** Begin DATA TO PROCESS **

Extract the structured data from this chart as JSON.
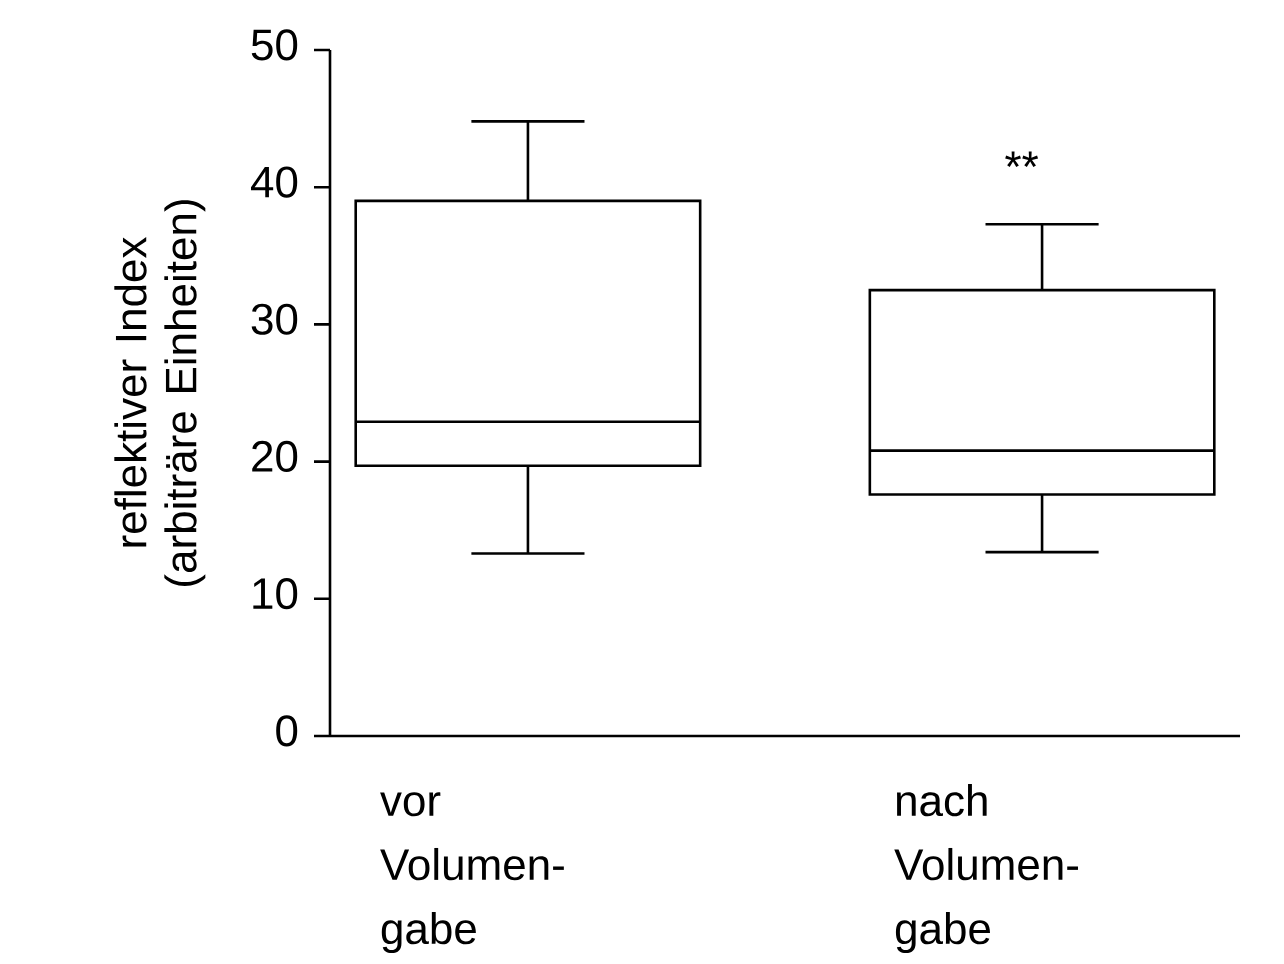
{
  "chart_data": {
    "type": "box",
    "ylabel": "reflektiver Index (arbiträre Einheiten)",
    "categories": [
      "vor Volumen-gabe",
      "nach Volumen-gabe"
    ],
    "boxes": [
      {
        "low": 13.3,
        "q1": 19.7,
        "median": 22.9,
        "q3": 39.0,
        "high": 44.8
      },
      {
        "low": 13.4,
        "q1": 17.6,
        "median": 20.8,
        "q3": 32.5,
        "high": 37.3
      }
    ],
    "ylim": [
      0,
      50
    ],
    "yticks": [
      0,
      10,
      20,
      30,
      40,
      50
    ],
    "annotations": [
      "**"
    ]
  }
}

** End DATA TO PROCESS **

The listing above needs to be output again exactly. Don't include the pictures.

Extract the structured data from this chart as JSON.
{
  "chart_data": {
    "type": "box",
    "ylabel": "reflektiver Index (arbiträre Einheiten)",
    "categories": [
      "vor Volumen-gabe",
      "nach Volumen-gabe"
    ],
    "boxes": [
      {
        "low": 13.3,
        "q1": 19.7,
        "median": 22.9,
        "q3": 39.0,
        "high": 44.8
      },
      {
        "low": 13.4,
        "q1": 17.6,
        "median": 20.8,
        "q3": 32.5,
        "high": 37.3
      }
    ],
    "ylim": [
      0,
      50
    ],
    "yticks": [
      0,
      10,
      20,
      30,
      40,
      50
    ],
    "annotations": [
      "**"
    ]
  }
}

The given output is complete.